■ Aufgabenbeschreibung:
Setze die Zeilen vom Beginn der Einträge bis einschließlich der Zeile mit „embedding-model-label-1: Emedding [863,405,997,440]“ in eine nummerierte Liste. Leerzeilen lässt du weg.

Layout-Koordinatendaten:
* * * * *
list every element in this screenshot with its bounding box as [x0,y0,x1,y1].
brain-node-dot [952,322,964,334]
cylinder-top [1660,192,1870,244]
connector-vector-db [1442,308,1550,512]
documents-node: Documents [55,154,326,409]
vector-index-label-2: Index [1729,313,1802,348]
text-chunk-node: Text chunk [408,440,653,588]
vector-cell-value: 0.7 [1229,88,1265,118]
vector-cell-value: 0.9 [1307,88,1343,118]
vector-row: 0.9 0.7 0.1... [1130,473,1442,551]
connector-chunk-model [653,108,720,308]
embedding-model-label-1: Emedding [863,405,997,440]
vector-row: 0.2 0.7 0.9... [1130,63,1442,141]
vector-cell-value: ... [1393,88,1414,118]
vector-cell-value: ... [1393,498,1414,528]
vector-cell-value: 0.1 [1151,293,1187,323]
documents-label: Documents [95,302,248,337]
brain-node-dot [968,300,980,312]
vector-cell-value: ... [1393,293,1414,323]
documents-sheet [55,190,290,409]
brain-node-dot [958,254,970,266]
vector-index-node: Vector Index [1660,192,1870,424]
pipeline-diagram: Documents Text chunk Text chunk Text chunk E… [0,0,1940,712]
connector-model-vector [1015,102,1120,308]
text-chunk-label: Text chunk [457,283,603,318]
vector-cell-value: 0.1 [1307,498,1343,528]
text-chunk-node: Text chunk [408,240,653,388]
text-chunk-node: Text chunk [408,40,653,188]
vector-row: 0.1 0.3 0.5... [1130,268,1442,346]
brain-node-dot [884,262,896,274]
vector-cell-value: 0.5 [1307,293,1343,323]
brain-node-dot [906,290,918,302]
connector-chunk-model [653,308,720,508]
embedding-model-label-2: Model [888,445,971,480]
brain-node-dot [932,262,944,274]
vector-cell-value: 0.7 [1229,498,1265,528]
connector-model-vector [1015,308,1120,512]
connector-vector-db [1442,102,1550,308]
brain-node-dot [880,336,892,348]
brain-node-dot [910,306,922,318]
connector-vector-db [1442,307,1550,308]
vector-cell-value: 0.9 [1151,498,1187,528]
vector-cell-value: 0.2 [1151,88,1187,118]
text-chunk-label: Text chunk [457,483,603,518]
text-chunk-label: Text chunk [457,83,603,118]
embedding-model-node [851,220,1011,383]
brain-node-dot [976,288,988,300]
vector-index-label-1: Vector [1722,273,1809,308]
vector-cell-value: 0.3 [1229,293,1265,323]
* * * * *
■ Lösung:
1. list every element in this screenshot with its bounding box as [x0,y0,x1,y1].
2. brain-node-dot [952,322,964,334]
3. cylinder-top [1660,192,1870,244]
4. connector-vector-db [1442,308,1550,512]
5. documents-node: Documents [55,154,326,409]
6. vector-index-label-2: Index [1729,313,1802,348]
7. text-chunk-node: Text chunk [408,440,653,588]
8. vector-cell-value: 0.7 [1229,88,1265,118]
9. vector-cell-value: 0.9 [1307,88,1343,118]
10. vector-row: 0.9 0.7 0.1... [1130,473,1442,551]
11. connector-chunk-model [653,108,720,308]
12. embedding-model-label-1: Emedding [863,405,997,440]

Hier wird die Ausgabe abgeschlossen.